Pazar Mayıs 5, 2024

Newroz;Köhnemişe isyan,mazluma kardeştir!

Newroz, sınıf mücadelesi tarihinde zulme karşı yeni bir sayfa açma hamlesidir. Demirci Kawa’nın bu devrimci hamlesi tarihseldir, gelecek kuşakların ve toplumların isyan-direniş geleneğidir.

Newroz Ortadoğu ve ortaasya toplumlarının bilincinde yenilenme, başlangıcın ifadesidir. 21 Mart’ı dönüm noktası olarak kavrayan toplumsal bilinç hamle yapmaya, geçmişin ağır yükünden kurtulmaya da hazırdır. Demirci Kawa’nın Dehak’ın zulmüne karşı haysiyet, onur ve geleceği kazanma mücadelesi Newroz’un başlangıç, yenilenme özünün devrimci karaktere bürünmesini sağlamıştır.

Newroz’un yenilenme, yeni bir başlangıç, devrimci bir hamle olarak kavranışı ve tarihsel özünü belirginleştirmesi bugün yine zalimlerin baskısı altındadır. Kadim Kürt halkı bu bayramı bir ulusal uyanışa çevirmiştir. Faşist diktatörlüğün Kürtlerin dilini yasaklaması, coğrafyasını işgal etmesi, siyasi baskıyı ayyuka çıkarması, ulusal kimliğini ret etmesi ve kültürünü yasaklamasına karşı Newroz bir uyanış sembolü olmuştur. Kültürünün bir parçası olan, bayram olarak kutlanan Newroz faşist diktatörlük tarafından örtülü ve açık bir şekilde yasaklanmıştır. Kürt ulusu bu yasağa karşı açık ve gizli bir şekilde bayramını kutlayarak, yaşatarak sahiplenmiştir.
-*-
▶ **Talep**
Newroz üzerine metinde "Newroz’un yenilenme, yeni" sözlerini içeren ifadeyle açılıp "kutlayarak, yaşatarak sahiplenmiştir." ile kapanan bölümü, "Kadim Kürt halkı" yerine "Kürt halkı" koyarak düzenle. Kayıtların bu işle hiçbir ilgisi yoktur.
-*-
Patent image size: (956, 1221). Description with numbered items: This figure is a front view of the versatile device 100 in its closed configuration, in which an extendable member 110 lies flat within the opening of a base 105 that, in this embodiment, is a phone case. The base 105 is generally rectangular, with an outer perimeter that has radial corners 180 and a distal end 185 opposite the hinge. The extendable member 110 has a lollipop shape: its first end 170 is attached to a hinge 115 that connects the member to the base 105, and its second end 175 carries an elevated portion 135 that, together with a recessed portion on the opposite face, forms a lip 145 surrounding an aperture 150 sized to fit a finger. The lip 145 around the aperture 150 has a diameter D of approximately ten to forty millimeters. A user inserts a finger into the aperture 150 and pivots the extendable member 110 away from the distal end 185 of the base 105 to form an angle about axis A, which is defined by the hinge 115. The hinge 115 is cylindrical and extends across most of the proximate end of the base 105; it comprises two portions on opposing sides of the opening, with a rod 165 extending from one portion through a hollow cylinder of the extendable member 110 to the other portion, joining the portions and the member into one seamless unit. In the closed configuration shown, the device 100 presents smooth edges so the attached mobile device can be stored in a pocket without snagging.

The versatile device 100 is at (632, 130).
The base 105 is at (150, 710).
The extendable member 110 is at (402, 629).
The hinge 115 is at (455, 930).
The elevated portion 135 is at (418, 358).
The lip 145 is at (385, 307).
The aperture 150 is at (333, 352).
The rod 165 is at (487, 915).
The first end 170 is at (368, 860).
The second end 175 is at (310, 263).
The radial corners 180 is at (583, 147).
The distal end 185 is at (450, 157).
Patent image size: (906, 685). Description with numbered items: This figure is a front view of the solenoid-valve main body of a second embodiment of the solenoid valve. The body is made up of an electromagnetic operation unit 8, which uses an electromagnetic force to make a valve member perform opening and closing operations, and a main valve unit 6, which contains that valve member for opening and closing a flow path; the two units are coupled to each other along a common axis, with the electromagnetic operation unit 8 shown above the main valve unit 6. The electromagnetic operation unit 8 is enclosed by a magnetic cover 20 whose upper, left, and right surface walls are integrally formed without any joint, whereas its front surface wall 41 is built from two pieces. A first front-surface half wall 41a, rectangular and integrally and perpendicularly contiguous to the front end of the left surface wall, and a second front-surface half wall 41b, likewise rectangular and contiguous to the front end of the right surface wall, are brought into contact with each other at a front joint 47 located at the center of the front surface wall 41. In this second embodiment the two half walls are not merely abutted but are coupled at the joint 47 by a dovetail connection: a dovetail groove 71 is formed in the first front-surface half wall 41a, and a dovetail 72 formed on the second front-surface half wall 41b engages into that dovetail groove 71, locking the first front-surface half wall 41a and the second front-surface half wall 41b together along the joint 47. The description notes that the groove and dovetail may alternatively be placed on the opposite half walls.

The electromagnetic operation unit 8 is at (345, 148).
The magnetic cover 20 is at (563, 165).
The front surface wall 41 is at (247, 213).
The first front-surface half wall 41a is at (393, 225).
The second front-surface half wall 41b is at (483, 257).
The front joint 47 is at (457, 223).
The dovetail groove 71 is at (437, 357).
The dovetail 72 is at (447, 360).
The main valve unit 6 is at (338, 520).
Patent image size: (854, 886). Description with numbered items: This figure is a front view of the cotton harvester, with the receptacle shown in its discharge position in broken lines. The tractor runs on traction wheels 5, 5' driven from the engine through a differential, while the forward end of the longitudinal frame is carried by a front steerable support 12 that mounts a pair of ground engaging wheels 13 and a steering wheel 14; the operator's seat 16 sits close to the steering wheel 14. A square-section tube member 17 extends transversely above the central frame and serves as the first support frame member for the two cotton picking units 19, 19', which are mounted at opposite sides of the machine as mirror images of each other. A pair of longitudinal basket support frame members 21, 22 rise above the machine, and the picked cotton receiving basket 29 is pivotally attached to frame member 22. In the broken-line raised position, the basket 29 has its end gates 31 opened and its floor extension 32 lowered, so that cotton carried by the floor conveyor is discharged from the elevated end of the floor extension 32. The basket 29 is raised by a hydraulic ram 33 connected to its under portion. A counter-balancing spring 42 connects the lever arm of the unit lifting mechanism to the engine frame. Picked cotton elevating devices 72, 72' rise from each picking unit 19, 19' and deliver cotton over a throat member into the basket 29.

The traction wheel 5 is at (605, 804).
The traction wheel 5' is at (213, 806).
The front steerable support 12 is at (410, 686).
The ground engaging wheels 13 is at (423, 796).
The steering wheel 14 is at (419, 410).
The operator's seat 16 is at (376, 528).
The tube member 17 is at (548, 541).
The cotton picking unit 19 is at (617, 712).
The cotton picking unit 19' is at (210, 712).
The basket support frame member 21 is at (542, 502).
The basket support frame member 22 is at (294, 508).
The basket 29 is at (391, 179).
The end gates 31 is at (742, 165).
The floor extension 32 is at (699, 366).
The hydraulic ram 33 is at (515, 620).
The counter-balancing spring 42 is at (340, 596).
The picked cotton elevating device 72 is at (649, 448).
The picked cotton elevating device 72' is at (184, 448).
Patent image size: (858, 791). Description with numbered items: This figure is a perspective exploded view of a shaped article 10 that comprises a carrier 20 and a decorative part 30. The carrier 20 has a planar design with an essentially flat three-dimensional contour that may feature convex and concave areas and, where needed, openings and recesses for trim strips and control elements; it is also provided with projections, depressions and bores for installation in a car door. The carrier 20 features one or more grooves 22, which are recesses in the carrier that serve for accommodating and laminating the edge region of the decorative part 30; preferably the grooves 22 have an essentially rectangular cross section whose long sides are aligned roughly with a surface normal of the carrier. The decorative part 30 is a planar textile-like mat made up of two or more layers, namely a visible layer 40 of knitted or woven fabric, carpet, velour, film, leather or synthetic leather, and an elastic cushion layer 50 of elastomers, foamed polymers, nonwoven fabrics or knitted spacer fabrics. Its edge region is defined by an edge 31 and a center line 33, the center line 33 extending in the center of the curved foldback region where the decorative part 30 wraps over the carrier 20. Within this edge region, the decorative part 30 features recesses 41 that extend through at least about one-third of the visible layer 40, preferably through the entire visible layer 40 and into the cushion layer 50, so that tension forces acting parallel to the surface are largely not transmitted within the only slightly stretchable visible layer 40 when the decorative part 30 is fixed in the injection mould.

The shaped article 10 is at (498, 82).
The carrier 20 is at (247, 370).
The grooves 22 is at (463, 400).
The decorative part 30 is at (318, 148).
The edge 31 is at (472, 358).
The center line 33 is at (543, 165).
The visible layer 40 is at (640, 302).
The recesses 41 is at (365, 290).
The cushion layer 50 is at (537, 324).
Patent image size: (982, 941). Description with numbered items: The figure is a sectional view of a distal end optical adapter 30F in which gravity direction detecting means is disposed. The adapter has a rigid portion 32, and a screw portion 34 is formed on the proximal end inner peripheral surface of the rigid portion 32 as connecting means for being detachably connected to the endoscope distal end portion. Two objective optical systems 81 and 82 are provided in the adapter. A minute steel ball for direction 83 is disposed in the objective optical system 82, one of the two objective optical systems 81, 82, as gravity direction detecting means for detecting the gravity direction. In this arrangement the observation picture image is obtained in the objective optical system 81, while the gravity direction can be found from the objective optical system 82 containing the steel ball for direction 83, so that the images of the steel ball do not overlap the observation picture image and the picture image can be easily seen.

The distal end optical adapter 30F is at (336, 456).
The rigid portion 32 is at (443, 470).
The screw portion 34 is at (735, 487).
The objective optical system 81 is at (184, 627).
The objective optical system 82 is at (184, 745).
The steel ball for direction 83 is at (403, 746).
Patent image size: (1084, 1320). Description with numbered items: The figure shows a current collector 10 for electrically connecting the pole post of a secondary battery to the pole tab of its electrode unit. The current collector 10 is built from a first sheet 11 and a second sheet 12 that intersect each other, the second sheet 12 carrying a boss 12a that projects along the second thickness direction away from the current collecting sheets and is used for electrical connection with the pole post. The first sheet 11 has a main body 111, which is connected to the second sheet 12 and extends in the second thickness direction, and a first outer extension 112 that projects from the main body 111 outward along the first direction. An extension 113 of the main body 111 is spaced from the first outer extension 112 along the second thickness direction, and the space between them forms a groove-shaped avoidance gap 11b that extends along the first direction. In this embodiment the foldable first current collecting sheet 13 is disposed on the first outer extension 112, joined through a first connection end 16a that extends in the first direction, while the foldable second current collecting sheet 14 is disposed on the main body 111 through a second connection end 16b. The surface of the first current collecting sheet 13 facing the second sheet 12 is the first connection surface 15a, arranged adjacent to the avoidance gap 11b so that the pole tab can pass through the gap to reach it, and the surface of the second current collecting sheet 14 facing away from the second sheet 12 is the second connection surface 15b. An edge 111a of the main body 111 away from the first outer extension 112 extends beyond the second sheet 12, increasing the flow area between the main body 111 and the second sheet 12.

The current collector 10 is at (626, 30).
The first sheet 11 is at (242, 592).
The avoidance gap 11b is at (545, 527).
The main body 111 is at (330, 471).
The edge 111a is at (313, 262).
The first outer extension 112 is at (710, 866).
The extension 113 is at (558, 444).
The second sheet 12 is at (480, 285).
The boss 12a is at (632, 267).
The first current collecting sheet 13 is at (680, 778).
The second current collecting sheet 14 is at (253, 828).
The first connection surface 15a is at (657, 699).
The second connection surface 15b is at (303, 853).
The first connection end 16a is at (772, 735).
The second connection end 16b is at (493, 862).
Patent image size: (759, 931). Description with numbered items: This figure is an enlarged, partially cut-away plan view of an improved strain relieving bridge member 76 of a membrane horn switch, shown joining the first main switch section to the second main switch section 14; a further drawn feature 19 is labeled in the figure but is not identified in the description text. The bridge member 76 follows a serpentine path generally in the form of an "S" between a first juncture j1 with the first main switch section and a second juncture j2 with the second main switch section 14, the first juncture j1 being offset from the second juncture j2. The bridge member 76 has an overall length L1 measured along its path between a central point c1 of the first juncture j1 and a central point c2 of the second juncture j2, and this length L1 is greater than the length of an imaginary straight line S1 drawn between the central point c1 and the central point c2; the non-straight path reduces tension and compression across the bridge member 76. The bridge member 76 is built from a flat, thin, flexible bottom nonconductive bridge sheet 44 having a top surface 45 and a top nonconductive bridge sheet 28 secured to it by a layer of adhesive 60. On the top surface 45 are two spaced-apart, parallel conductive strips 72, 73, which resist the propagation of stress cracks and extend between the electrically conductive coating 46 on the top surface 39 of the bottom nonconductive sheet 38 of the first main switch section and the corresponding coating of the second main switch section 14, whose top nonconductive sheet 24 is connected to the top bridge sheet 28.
-*-
▶ **Yanıt**
Newroz’un yenilenme, yeni bir başlangıç, devrimci bir hamle olarak kavranışı ve tarihsel özünü belirginleştirmesi bugün yine zalimlerin baskısı altındadır. Kürt halkı bu bayramı bir ulusal uyanışa çevirmiştir. Faşist diktatörlüğün Kürtlerin dilini yasaklaması, coğrafyasını işgal etmesi, siyasi baskıyı ayyuka çıkarması, ulusal kimliğini ret etmesi ve kültürünü yasaklamasına karşı Newroz bir uyanış sembolü olmuştur. Kültürünün bir parçası olan, bayram olarak kutlanan Newroz faşist diktatörlük tarafından örtülü ve açık bir şekilde yasaklanmıştır. Kürt ulusu bu yasağa karşı açık ve gizli bir şekilde bayramını kutlayarak, yaşatarak sahiplenmiştir.